=== To do ===
Set the listing down unchanged, minus every embedded image.

=== Items ===
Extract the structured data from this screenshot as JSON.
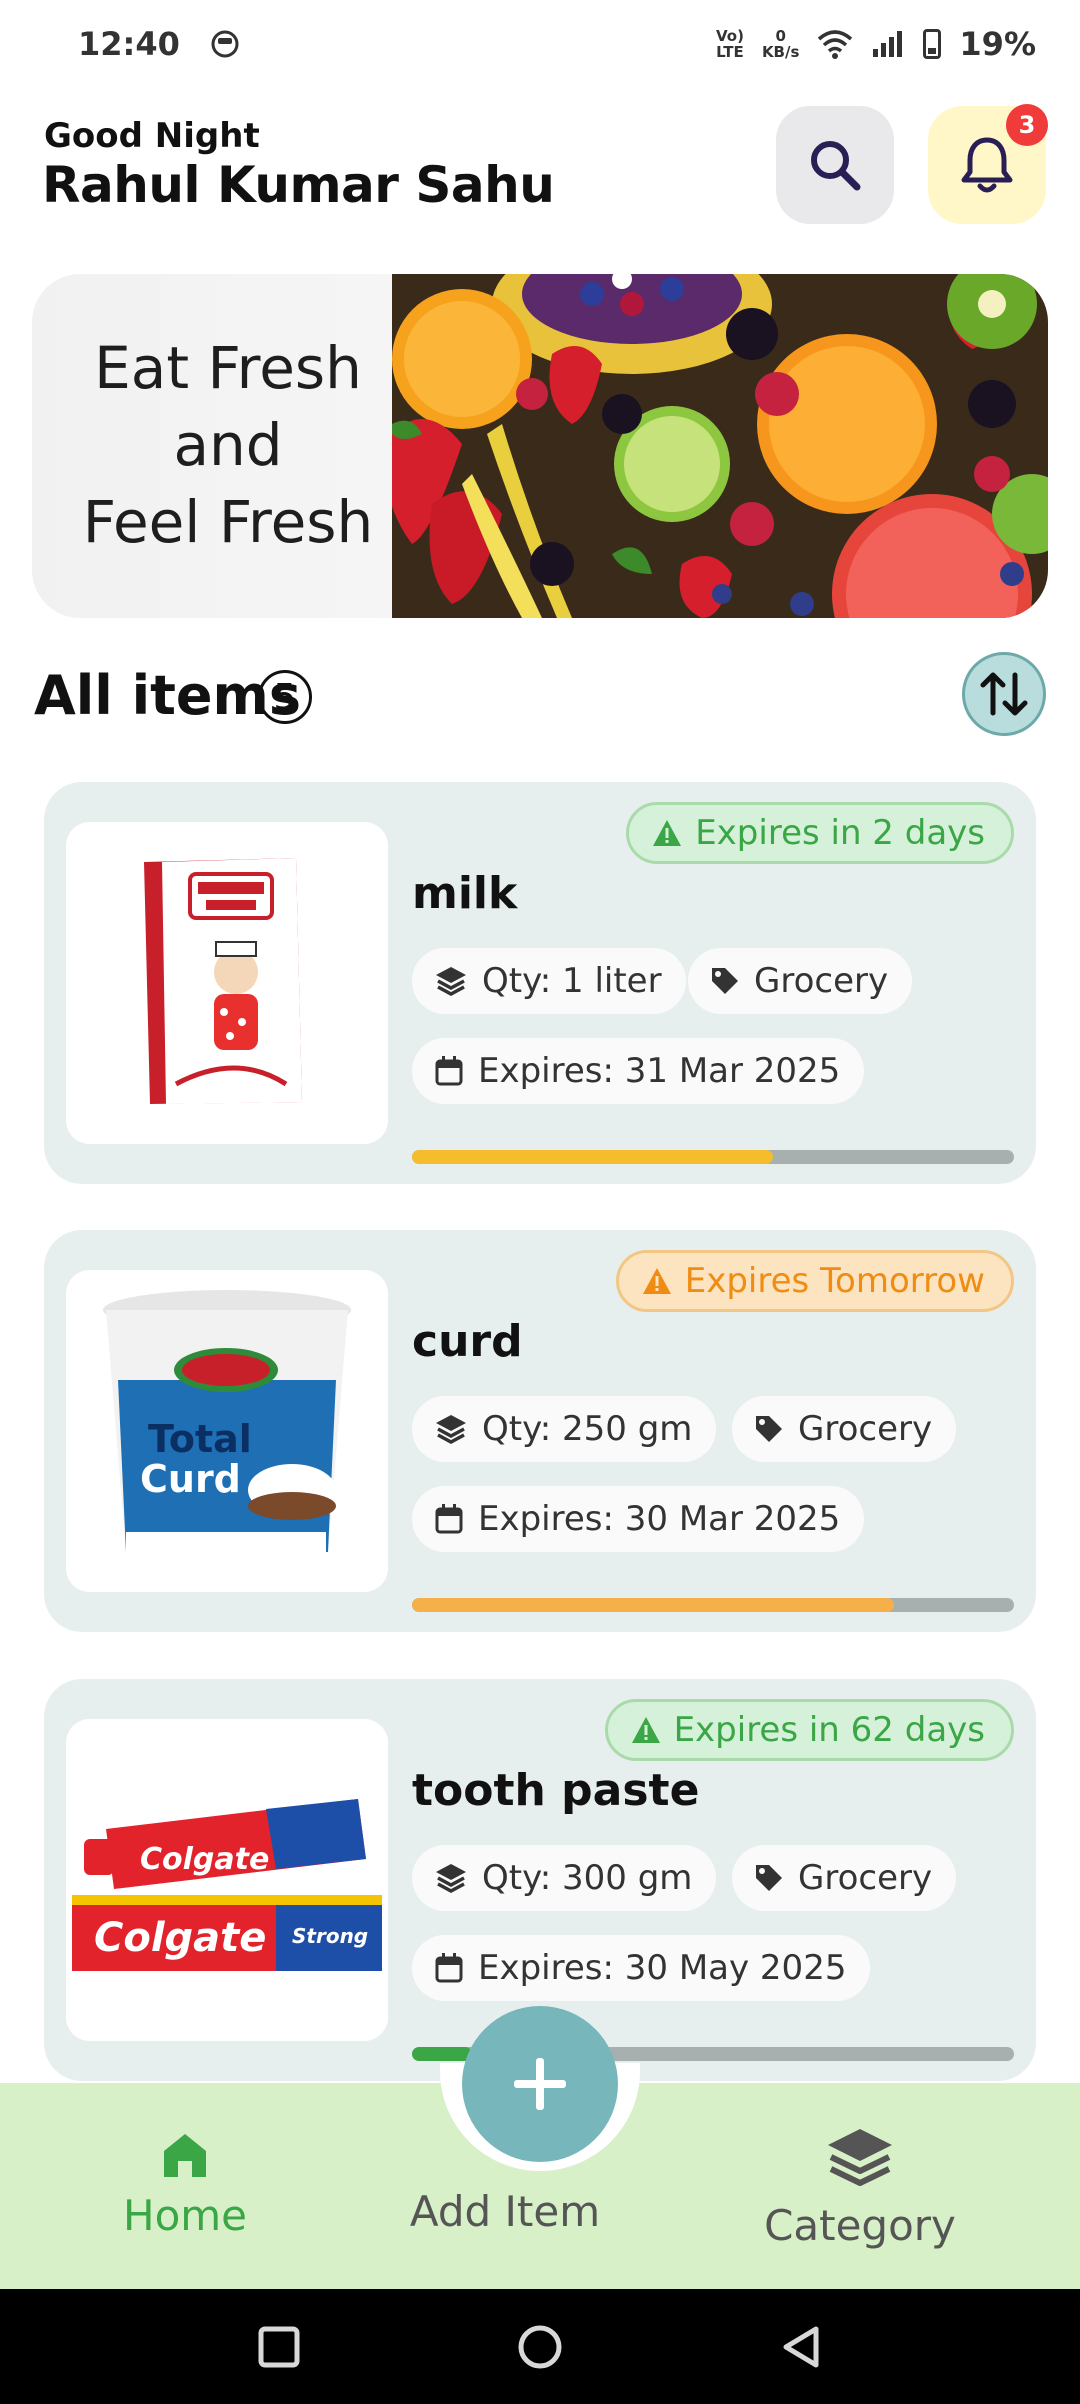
{
  "status_bar": {
    "time": "12:40",
    "network_type_top": "Vo)",
    "network_type_bottom": "LTE",
    "speed_value": "0",
    "speed_unit": "KB/s",
    "battery_percent": "19%"
  },
  "header": {
    "greeting": "Good Night",
    "user_name": "Rahul Kumar Sahu",
    "notification_count": "3"
  },
  "banner": {
    "line1": "Eat Fresh",
    "line2": "and",
    "line3": "Feel Fresh"
  },
  "list": {
    "title": "All items",
    "count": "5"
  },
  "items": [
    {
      "name": "milk",
      "expiry_status": "Expires in 2 days",
      "qty": "Qty: 1 liter",
      "category": "Grocery",
      "expires": "Expires: 31 Mar 2025",
      "progress": 0.6,
      "progress_color": "#f5bd2d"
    },
    {
      "name": "curd",
      "expiry_status": "Expires Tomorrow",
      "qty": "Qty: 250 gm",
      "category": "Grocery",
      "expires": "Expires: 30 Mar 2025",
      "progress": 0.8,
      "progress_color": "#f5b04a"
    },
    {
      "name": "tooth paste",
      "expiry_status": "Expires in 62 days",
      "qty": "Qty: 300 gm",
      "category": "Grocery",
      "expires": "Expires: 30 May 2025",
      "progress": 0.1,
      "progress_color": "#3aa645"
    }
  ],
  "bottom_nav": {
    "home": "Home",
    "add_item": "Add Item",
    "category": "Category"
  },
  "colors": {
    "accent_green": "#3aa645",
    "accent_orange": "#f08c12",
    "nav_background": "#d8f0c7",
    "fab": "#77b7bb"
  },
  "icons": [
    "face-icon",
    "wifi-icon",
    "signal-icon",
    "battery-icon",
    "search-icon",
    "bell-icon",
    "sort-icon",
    "warning-icon",
    "layers-icon",
    "tag-icon",
    "calendar-icon",
    "home-icon",
    "plus-icon",
    "square-icon",
    "circle-icon",
    "back-icon"
  ]
}
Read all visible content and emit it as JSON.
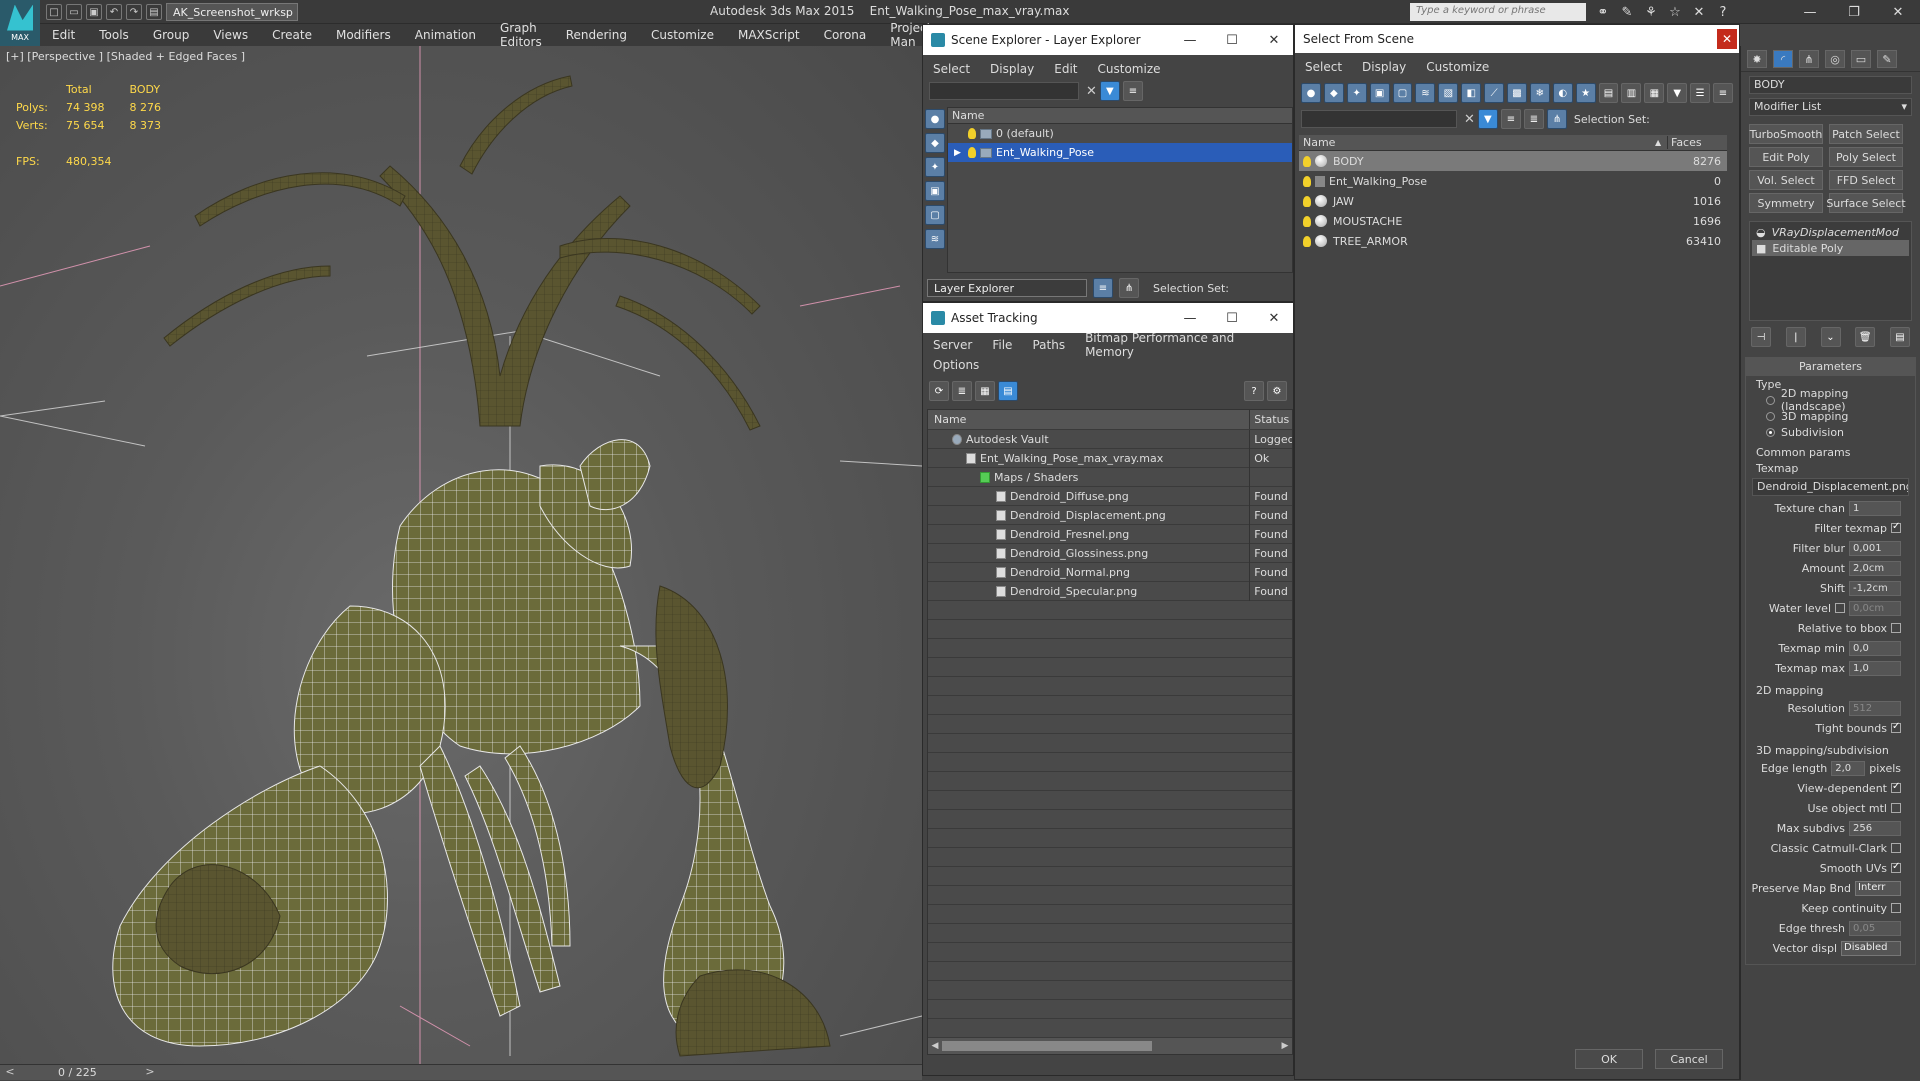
{
  "app": {
    "title": "Autodesk 3ds Max 2015",
    "file": "Ent_Walking_Pose_max_vray.max",
    "logo_text": "MAX",
    "workspace": "AK_Screenshot_wrksp",
    "search_placeholder": "Type a keyword or phrase"
  },
  "menu": [
    "Edit",
    "Tools",
    "Group",
    "Views",
    "Create",
    "Modifiers",
    "Animation",
    "Graph Editors",
    "Rendering",
    "Customize",
    "MAXScript",
    "Corona",
    "Project Man"
  ],
  "viewport": {
    "label": "[+] [Perspective ] [Shaded + Edged Faces ]",
    "stats": {
      "col_total": "Total",
      "col_body": "BODY",
      "polys_label": "Polys:",
      "polys_total": "74 398",
      "polys_body": "8 276",
      "verts_label": "Verts:",
      "verts_total": "75 654",
      "verts_body": "8 373",
      "fps_label": "FPS:",
      "fps_value": "480,354"
    },
    "timeline": "0 / 225"
  },
  "scene_explorer": {
    "title": "Scene Explorer - Layer Explorer",
    "menu": [
      "Select",
      "Display",
      "Edit",
      "Customize"
    ],
    "col_name": "Name",
    "rows": [
      {
        "name": "0 (default)",
        "selected": false
      },
      {
        "name": "Ent_Walking_Pose",
        "selected": true
      }
    ],
    "footer_dropdown": "Layer Explorer",
    "selection_set_label": "Selection Set:"
  },
  "asset_tracking": {
    "title": "Asset Tracking",
    "menu": [
      "Server",
      "File",
      "Paths",
      "Bitmap Performance and Memory"
    ],
    "menu2": [
      "Options"
    ],
    "col_name": "Name",
    "col_status": "Status",
    "rows": [
      {
        "name": "Autodesk Vault",
        "status": "Logged",
        "indent": 1
      },
      {
        "name": "Ent_Walking_Pose_max_vray.max",
        "status": "Ok",
        "indent": 2
      },
      {
        "name": "Maps / Shaders",
        "status": "",
        "indent": 3
      },
      {
        "name": "Dendroid_Diffuse.png",
        "status": "Found",
        "indent": 4
      },
      {
        "name": "Dendroid_Displacement.png",
        "status": "Found",
        "indent": 4
      },
      {
        "name": "Dendroid_Fresnel.png",
        "status": "Found",
        "indent": 4
      },
      {
        "name": "Dendroid_Glossiness.png",
        "status": "Found",
        "indent": 4
      },
      {
        "name": "Dendroid_Normal.png",
        "status": "Found",
        "indent": 4
      },
      {
        "name": "Dendroid_Specular.png",
        "status": "Found",
        "indent": 4
      }
    ]
  },
  "select_from_scene": {
    "title": "Select From Scene",
    "menu": [
      "Select",
      "Display",
      "Customize"
    ],
    "selection_set_label": "Selection Set:",
    "col_name": "Name",
    "col_faces": "Faces",
    "rows": [
      {
        "name": "BODY",
        "faces": "8276",
        "selected": true
      },
      {
        "name": "Ent_Walking_Pose",
        "faces": "0",
        "selected": false
      },
      {
        "name": "JAW",
        "faces": "1016",
        "selected": false
      },
      {
        "name": "MOUSTACHE",
        "faces": "1696",
        "selected": false
      },
      {
        "name": "TREE_ARMOR",
        "faces": "63410",
        "selected": false
      }
    ],
    "ok": "OK",
    "cancel": "Cancel"
  },
  "command_panel": {
    "object_name": "BODY",
    "modifier_list": "Modifier List",
    "modifiers": [
      "TurboSmooth",
      "Patch Select",
      "Edit Poly",
      "Poly Select",
      "Vol. Select",
      "FFD Select",
      "Symmetry",
      "Surface Select"
    ],
    "stack": [
      "VRayDisplacementMod",
      "Editable Poly"
    ],
    "parameters_title": "Parameters",
    "type_label": "Type",
    "type_options": [
      "2D mapping (landscape)",
      "3D mapping",
      "Subdivision"
    ],
    "common_params": "Common params",
    "texmap_label": "Texmap",
    "texmap_value": "Dendroid_Displacement.png)",
    "texture_chan_label": "Texture chan",
    "texture_chan": "1",
    "filter_texmap": "Filter texmap",
    "filter_blur_label": "Filter blur",
    "filter_blur": "0,001",
    "amount_label": "Amount",
    "amount": "2,0cm",
    "shift_label": "Shift",
    "shift": "-1,2cm",
    "water_level_label": "Water level",
    "water_level": "0,0cm",
    "relative_bbox": "Relative to bbox",
    "texmap_min_label": "Texmap min",
    "texmap_min": "0,0",
    "texmap_max_label": "Texmap max",
    "texmap_max": "1,0",
    "mapping2d": "2D mapping",
    "resolution_label": "Resolution",
    "resolution": "512",
    "tight_bounds": "Tight bounds",
    "mapping3d": "3D mapping/subdivision",
    "edge_length_label": "Edge length",
    "edge_length": "2,0",
    "pixels": "pixels",
    "view_dependent": "View-dependent",
    "use_object_mtl": "Use object mtl",
    "max_subdivs_label": "Max subdivs",
    "max_subdivs": "256",
    "classic_catmull": "Classic Catmull-Clark",
    "smooth_uvs": "Smooth UVs",
    "preserve_map_label": "Preserve Map Bnd",
    "preserve_map": "Interr",
    "keep_continuity": "Keep continuity",
    "edge_thresh_label": "Edge thresh",
    "edge_thresh": "0,05",
    "vector_displ_label": "Vector displ",
    "vector_displ": "Disabled"
  }
}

=== Task output ===
Extract the structured data from this screenshot as JSON.
{
  "status_bar": {
    "time": "12:40",
    "network_type_top": "Vo)",
    "network_type_bottom": "LTE",
    "speed_value": "0",
    "speed_unit": "KB/s",
    "battery_percent": "19%"
  },
  "header": {
    "greeting": "Good Night",
    "user_name": "Rahul Kumar Sahu",
    "notification_count": "3"
  },
  "banner": {
    "line1": "Eat Fresh",
    "line2": "and",
    "line3": "Feel Fresh"
  },
  "list": {
    "title": "All items",
    "count": "5"
  },
  "items": [
    {
      "name": "milk",
      "expiry_status": "Expires in 2 days",
      "qty": "Qty: 1 liter",
      "category": "Grocery",
      "expires": "Expires: 31 Mar 2025",
      "progress": 0.6,
      "progress_color": "#f5bd2d"
    },
    {
      "name": "curd",
      "expiry_status": "Expires Tomorrow",
      "qty": "Qty: 250 gm",
      "category": "Grocery",
      "expires": "Expires: 30 Mar 2025",
      "progress": 0.8,
      "progress_color": "#f5b04a"
    },
    {
      "name": "tooth paste",
      "expiry_status": "Expires in 62 days",
      "qty": "Qty: 300 gm",
      "category": "Grocery",
      "expires": "Expires: 30 May 2025",
      "progress": 0.1,
      "progress_color": "#3aa645"
    }
  ],
  "bottom_nav": {
    "home": "Home",
    "add_item": "Add Item",
    "category": "Category"
  },
  "colors": {
    "accent_green": "#3aa645",
    "accent_orange": "#f08c12",
    "nav_background": "#d8f0c7",
    "fab": "#77b7bb"
  },
  "icons": [
    "face-icon",
    "wifi-icon",
    "signal-icon",
    "battery-icon",
    "search-icon",
    "bell-icon",
    "sort-icon",
    "warning-icon",
    "layers-icon",
    "tag-icon",
    "calendar-icon",
    "home-icon",
    "plus-icon",
    "square-icon",
    "circle-icon",
    "back-icon"
  ]
}
Read all visible content and emit it as JSON.
{
  "app": {
    "title": "Autodesk 3ds Max 2015",
    "file": "Ent_Walking_Pose_max_vray.max",
    "logo_text": "MAX",
    "workspace": "AK_Screenshot_wrksp",
    "search_placeholder": "Type a keyword or phrase"
  },
  "menu": [
    "Edit",
    "Tools",
    "Group",
    "Views",
    "Create",
    "Modifiers",
    "Animation",
    "Graph Editors",
    "Rendering",
    "Customize",
    "MAXScript",
    "Corona",
    "Project Man"
  ],
  "viewport": {
    "label": "[+] [Perspective ] [Shaded + Edged Faces ]",
    "stats": {
      "col_total": "Total",
      "col_body": "BODY",
      "polys_label": "Polys:",
      "polys_total": "74 398",
      "polys_body": "8 276",
      "verts_label": "Verts:",
      "verts_total": "75 654",
      "verts_body": "8 373",
      "fps_label": "FPS:",
      "fps_value": "480,354"
    },
    "timeline": "0 / 225"
  },
  "scene_explorer": {
    "title": "Scene Explorer - Layer Explorer",
    "menu": [
      "Select",
      "Display",
      "Edit",
      "Customize"
    ],
    "col_name": "Name",
    "rows": [
      {
        "name": "0 (default)",
        "selected": false
      },
      {
        "name": "Ent_Walking_Pose",
        "selected": true
      }
    ],
    "footer_dropdown": "Layer Explorer",
    "selection_set_label": "Selection Set:"
  },
  "asset_tracking": {
    "title": "Asset Tracking",
    "menu": [
      "Server",
      "File",
      "Paths",
      "Bitmap Performance and Memory"
    ],
    "menu2": [
      "Options"
    ],
    "col_name": "Name",
    "col_status": "Status",
    "rows": [
      {
        "name": "Autodesk Vault",
        "status": "Logged",
        "indent": 1
      },
      {
        "name": "Ent_Walking_Pose_max_vray.max",
        "status": "Ok",
        "indent": 2
      },
      {
        "name": "Maps / Shaders",
        "status": "",
        "indent": 3
      },
      {
        "name": "Dendroid_Diffuse.png",
        "status": "Found",
        "indent": 4
      },
      {
        "name": "Dendroid_Displacement.png",
        "status": "Found",
        "indent": 4
      },
      {
        "name": "Dendroid_Fresnel.png",
        "status": "Found",
        "indent": 4
      },
      {
        "name": "Dendroid_Glossiness.png",
        "status": "Found",
        "indent": 4
      },
      {
        "name": "Dendroid_Normal.png",
        "status": "Found",
        "indent": 4
      },
      {
        "name": "Dendroid_Specular.png",
        "status": "Found",
        "indent": 4
      }
    ]
  },
  "select_from_scene": {
    "title": "Select From Scene",
    "menu": [
      "Select",
      "Display",
      "Customize"
    ],
    "selection_set_label": "Selection Set:",
    "col_name": "Name",
    "col_faces": "Faces",
    "rows": [
      {
        "name": "BODY",
        "faces": "8276",
        "selected": true
      },
      {
        "name": "Ent_Walking_Pose",
        "faces": "0",
        "selected": false
      },
      {
        "name": "JAW",
        "faces": "1016",
        "selected": false
      },
      {
        "name": "MOUSTACHE",
        "faces": "1696",
        "selected": false
      },
      {
        "name": "TREE_ARMOR",
        "faces": "63410",
        "selected": false
      }
    ],
    "ok": "OK",
    "cancel": "Cancel"
  },
  "command_panel": {
    "object_name": "BODY",
    "modifier_list": "Modifier List",
    "modifiers": [
      "TurboSmooth",
      "Patch Select",
      "Edit Poly",
      "Poly Select",
      "Vol. Select",
      "FFD Select",
      "Symmetry",
      "Surface Select"
    ],
    "stack": [
      "VRayDisplacementMod",
      "Editable Poly"
    ],
    "parameters_title": "Parameters",
    "type_label": "Type",
    "type_options": [
      "2D mapping (landscape)",
      "3D mapping",
      "Subdivision"
    ],
    "common_params": "Common params",
    "texmap_label": "Texmap",
    "texmap_value": "Dendroid_Displacement.png)",
    "texture_chan_label": "Texture chan",
    "texture_chan": "1",
    "filter_texmap": "Filter texmap",
    "filter_blur_label": "Filter blur",
    "filter_blur": "0,001",
    "amount_label": "Amount",
    "amount": "2,0cm",
    "shift_label": "Shift",
    "shift": "-1,2cm",
    "water_level_label": "Water level",
    "water_level": "0,0cm",
    "relative_bbox": "Relative to bbox",
    "texmap_min_label": "Texmap min",
    "texmap_min": "0,0",
    "texmap_max_label": "Texmap max",
    "texmap_max": "1,0",
    "mapping2d": "2D mapping",
    "resolution_label": "Resolution",
    "resolution": "512",
    "tight_bounds": "Tight bounds",
    "mapping3d": "3D mapping/subdivision",
    "edge_length_label": "Edge length",
    "edge_length": "2,0",
    "pixels": "pixels",
    "view_dependent": "View-dependent",
    "use_object_mtl": "Use object mtl",
    "max_subdivs_label": "Max subdivs",
    "max_subdivs": "256",
    "classic_catmull": "Classic Catmull-Clark",
    "smooth_uvs": "Smooth UVs",
    "preserve_map_label": "Preserve Map Bnd",
    "preserve_map": "Interr",
    "keep_continuity": "Keep continuity",
    "edge_thresh_label": "Edge thresh",
    "edge_thresh": "0,05",
    "vector_displ_label": "Vector displ",
    "vector_displ": "Disabled"
  }
}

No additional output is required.